* _Instructions to follow_
With the pictures omitted, output word for word the lines from the one containing "Output the text content of this document." through the end of the records.

*** Opening of Source records ***

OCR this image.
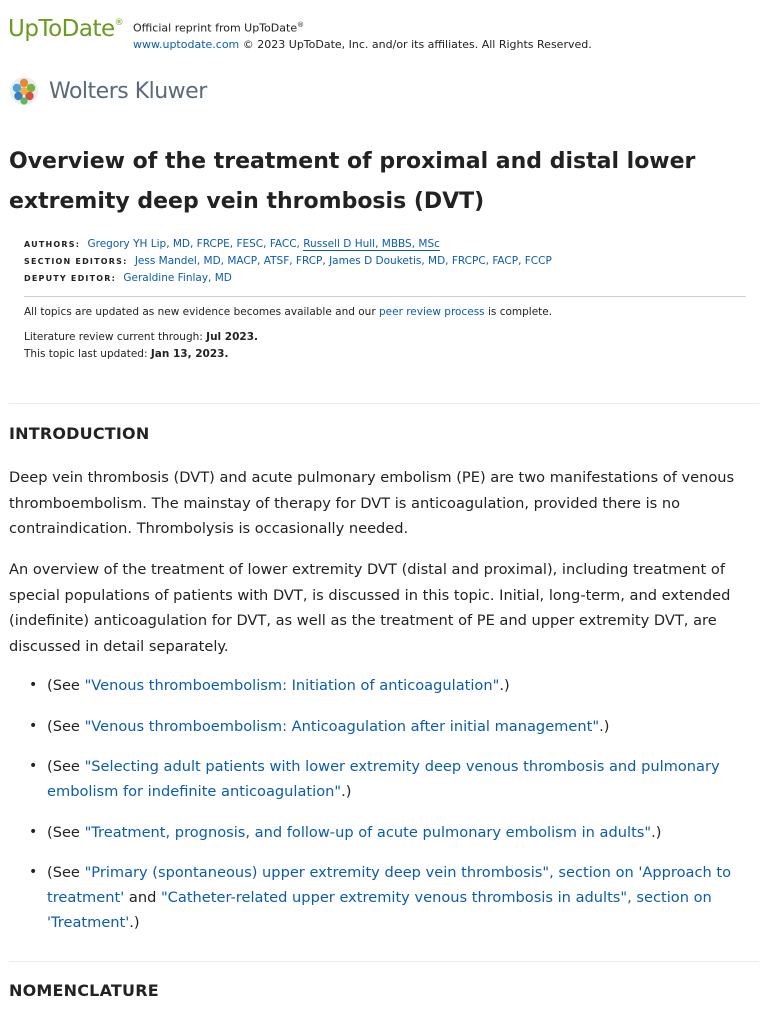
UpToDate® Official reprint from UpToDate®
www.uptodate.com © 2023 UpToDate, Inc. and/or its affiliates. All Rights Reserved.
Wolters Kluwer
Overview of the treatment of proximal and distal lower extremity deep vein thrombosis (DVT)
AUTHORS: Gregory YH Lip, MD, FRCPE, FESC, FACC, Russell D Hull, MBBS, MSc
SECTION EDITORS: Jess Mandel, MD, MACP, ATSF, FRCP, James D Douketis, MD, FRCPC, FACP, FCCP
DEPUTY EDITOR: Geraldine Finlay, MD
All topics are updated as new evidence becomes available and our peer review process is complete.
Literature review current through: Jul 2023.
This topic last updated: Jan 13, 2023.
INTRODUCTION

Deep vein thrombosis (DVT) and acute pulmonary embolism (PE) are two manifestations of venous thromboembolism. The mainstay of therapy for DVT is anticoagulation, provided there is no contraindication. Thrombolysis is occasionally needed.

An overview of the treatment of lower extremity DVT (distal and proximal), including treatment of special populations of patients with DVT, is discussed in this topic. Initial, long-term, and extended (indefinite) anticoagulation for DVT, as well as the treatment of PE and upper extremity DVT, are discussed in detail separately.

• (See "Venous thromboembolism: Initiation of anticoagulation".)
• (See "Venous thromboembolism: Anticoagulation after initial management".)
• (See "Selecting adult patients with lower extremity deep venous thrombosis and pulmonary embolism for indefinite anticoagulation".)
• (See "Treatment, prognosis, and follow-up of acute pulmonary embolism in adults".)
• (See "Primary (spontaneous) upper extremity deep vein thrombosis", section on 'Approach to treatment' and "Catheter-related upper extremity venous thrombosis in adults", section on 'Treatment'.)
NOMENCLATURE
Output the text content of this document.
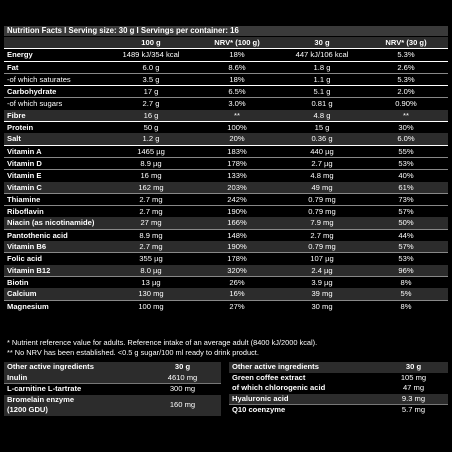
Nutrition Facts I Serving size: 30 g I Servings per container: 16
	100 g	NRV* (100 g)	30 g	NRV* (30 g)
Energy	1489 kJ/354 kcal	18%	447 kJ/106 kcal	5.3%
Fat	6.0 g	8.6%	1.8 g	2.6%
-of which saturates	3.5 g	18%	1.1 g	5.3%
Carbohydrate	17 g	6.5%	5.1 g	2.0%
-of which sugars	2.7 g	3.0%	0.81 g	0.90%
Fibre	16 g	**	4.8 g	**
Protein	50 g	100%	15 g	30%
Salt	1.2 g	20%	0.36 g	6.0%
Vitamin A	1465 µg	183%	440 µg	55%
Vitamin D	8.9 µg	178%	2.7 µg	53%
Vitamin E	16 mg	133%	4.8 mg	40%
Vitamin C	162 mg	203%	49 mg	61%
Thiamine	2.7 mg	242%	0.79 mg	73%
Riboflavin	2.7 mg	190%	0.79 mg	57%
Niacin (as nicotinamide)	27 mg	166%	7.9 mg	50%
Pantothenic acid	8.9 mg	148%	2.7 mg	44%
Vitamin B6	2.7 mg	190%	0.79 mg	57%
Folic acid	355 µg	178%	107 µg	53%
Vitamin B12	8.0 µg	320%	2.4 µg	96%
Biotin	13 µg	26%	3.9 µg	8%
Calcium	130 mg	16%	39 mg	5%
Magnesium	100 mg	27%	30 mg	8%
* Nutrient reference value for adults. Reference intake of an average adult (8400 kJ/2000 kcal).
** No NRV has been established. <0.5 g sugar/100 ml ready to drink product.
Other active ingredients	30 g
Inulin	4610 mg
L-carnitine L-tartrate	300 mg

Bromelain enzyme
(1200 GDU)	160 mg
Other active ingredients	30 g
Green coffee extract	105 mg
of which chlorogenic acid	47 mg
Hyaluronic acid	9.3 mg
Q10 coenzyme	5.7 mg
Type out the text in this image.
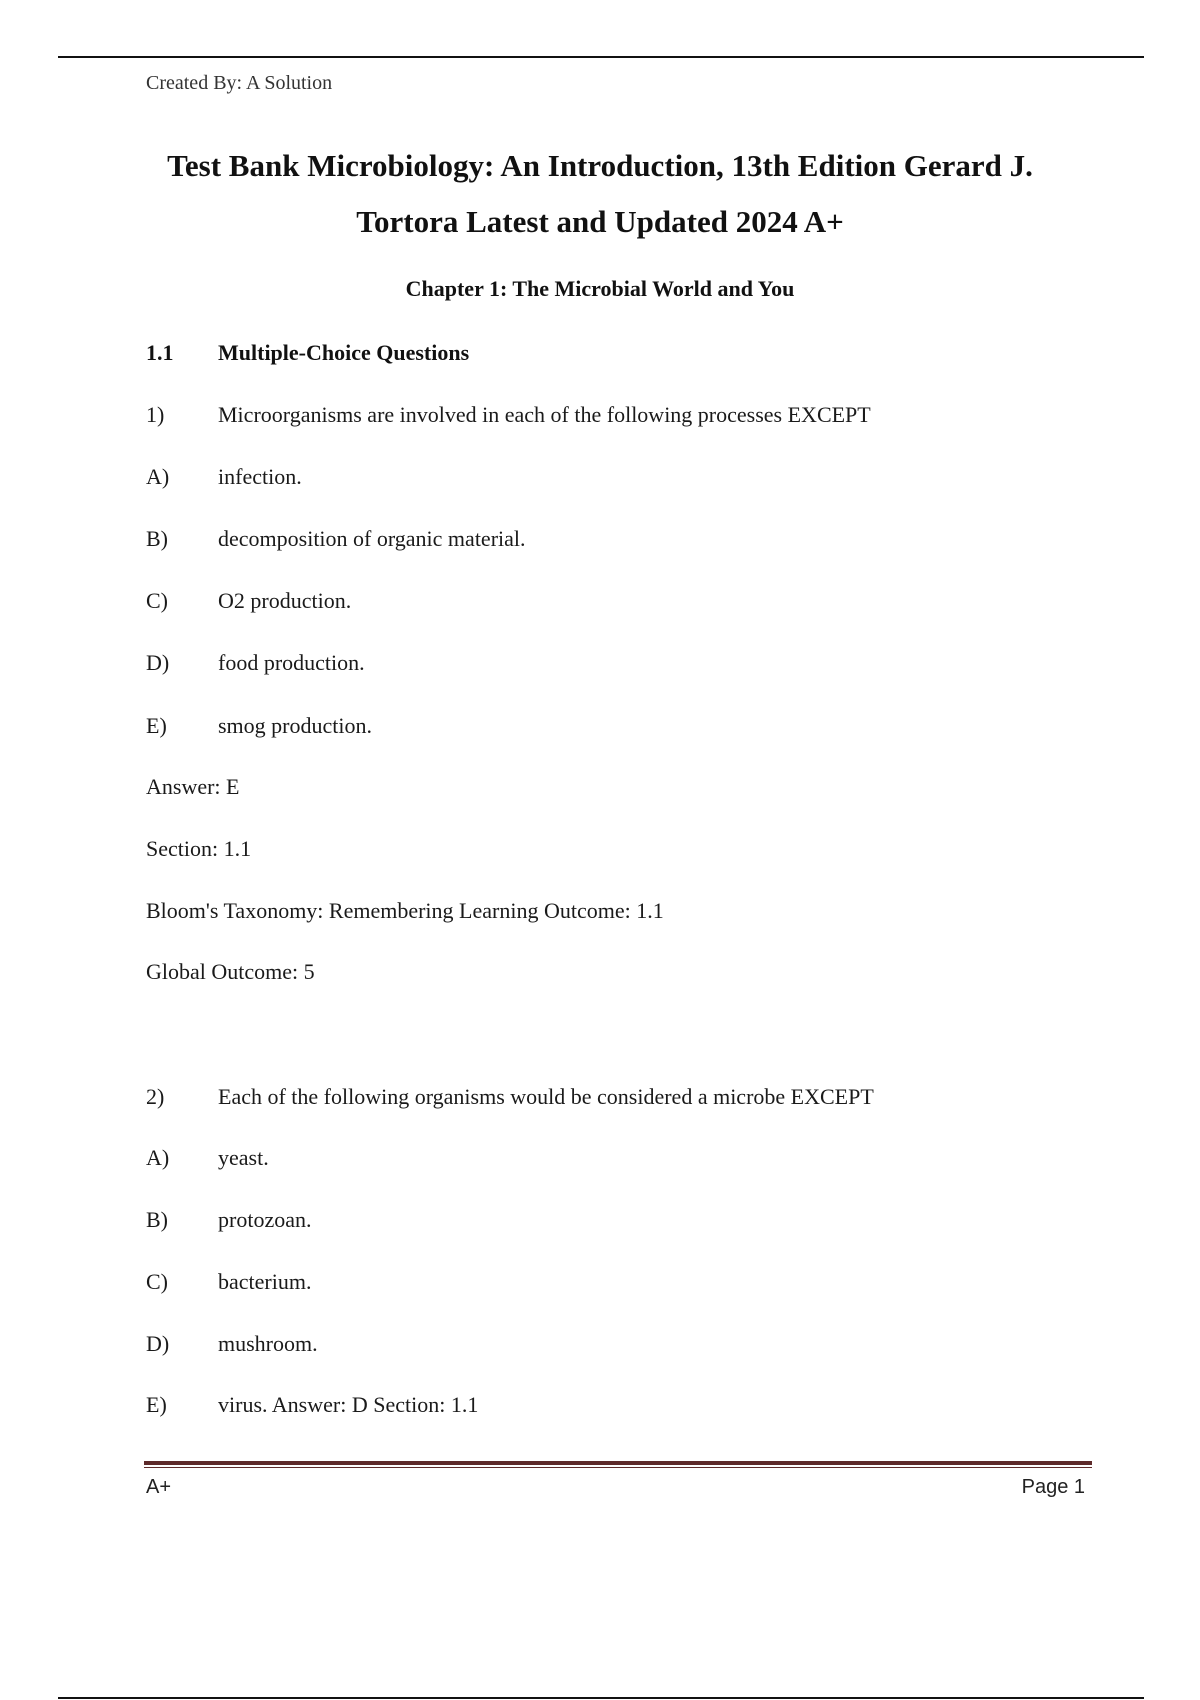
Created By: A Solution
Test Bank Microbiology: An Introduction, 13th Edition Gerard J.
Tortora Latest and Updated 2024 A+
Chapter 1: The Microbial World and You
1.1 Multiple-Choice Questions
1) Microorganisms are involved in each of the following processes EXCEPT
A) infection.
B) decomposition of organic material.
C) O2 production.
D) food production.
E) smog production.
Answer: E
Section: 1.1
Bloom's Taxonomy: Remembering Learning Outcome: 1.1
Global Outcome: 5
2) Each of the following organisms would be considered a microbe EXCEPT
A) yeast.
B) protozoan.
C) bacterium.
D) mushroom.
E) virus. Answer: D Section: 1.1
A+	Page 1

*** Close of Source records ***

* _Solution to this task_
Output the text content of this document.
Nutrition Facts I Serving size: 30 g I Servings per container: 16
	100 g	NRV* (100 g)	30 g	NRV* (30 g)
Energy	1489 kJ/354 kcal	18%	447 kJ/106 kcal	5.3%
Fat	6.0 g	8.6%	1.8 g	2.6%
-of which saturates	3.5 g	18%	1.1 g	5.3%
Carbohydrate	17 g	6.5%	5.1 g	2.0%
-of which sugars	2.7 g	3.0%	0.81 g	0.90%
Fibre	16 g	**	4.8 g	**
Protein	50 g	100%	15 g	30%
Salt	1.2 g	20%	0.36 g	6.0%
Vitamin A	1465 µg	183%	440 µg	55%
Vitamin D	8.9 µg	178%	2.7 µg	53%
Vitamin E	16 mg	133%	4.8 mg	40%
Vitamin C	162 mg	203%	49 mg	61%
Thiamine	2.7 mg	242%	0.79 mg	73%
Riboflavin	2.7 mg	190%	0.79 mg	57%
Niacin (as nicotinamide)	27 mg	166%	7.9 mg	50%
Pantothenic acid	8.9 mg	148%	2.7 mg	44%
Vitamin B6	2.7 mg	190%	0.79 mg	57%
Folic acid	355 µg	178%	107 µg	53%
Vitamin B12	8.0 µg	320%	2.4 µg	96%
Biotin	13 µg	26%	3.9 µg	8%
Calcium	130 mg	16%	39 mg	5%
Magnesium	100 mg	27%	30 mg	8%
* Nutrient reference value for adults. Reference intake of an average adult (8400 kJ/2000 kcal).
** No NRV has been established. <0.5 g sugar/100 ml ready to drink product.
Other active ingredients	30 g
Inulin	4610 mg
L-carnitine L-tartrate	300 mg

Bromelain enzyme
(1200 GDU)	160 mg
Other active ingredients	30 g
Green coffee extract	105 mg
of which chlorogenic acid	47 mg
Hyaluronic acid	9.3 mg
Q10 coenzyme	5.7 mg
Type out the text in this image.
Created By: A Solution
Test Bank Microbiology: An Introduction, 13th Edition Gerard J.
Tortora Latest and Updated 2024 A+
Chapter 1: The Microbial World and You
1.1 Multiple-Choice Questions
1) Microorganisms are involved in each of the following processes EXCEPT
A) infection.
B) decomposition of organic material.
C) O2 production.
D) food production.
E) smog production.
Answer: E
Section: 1.1
Bloom's Taxonomy: Remembering Learning Outcome: 1.1
Global Outcome: 5
2) Each of the following organisms would be considered a microbe EXCEPT
A) yeast.
B) protozoan.
C) bacterium.
D) mushroom.
E) virus. Answer: D Section: 1.1
A+	Page 1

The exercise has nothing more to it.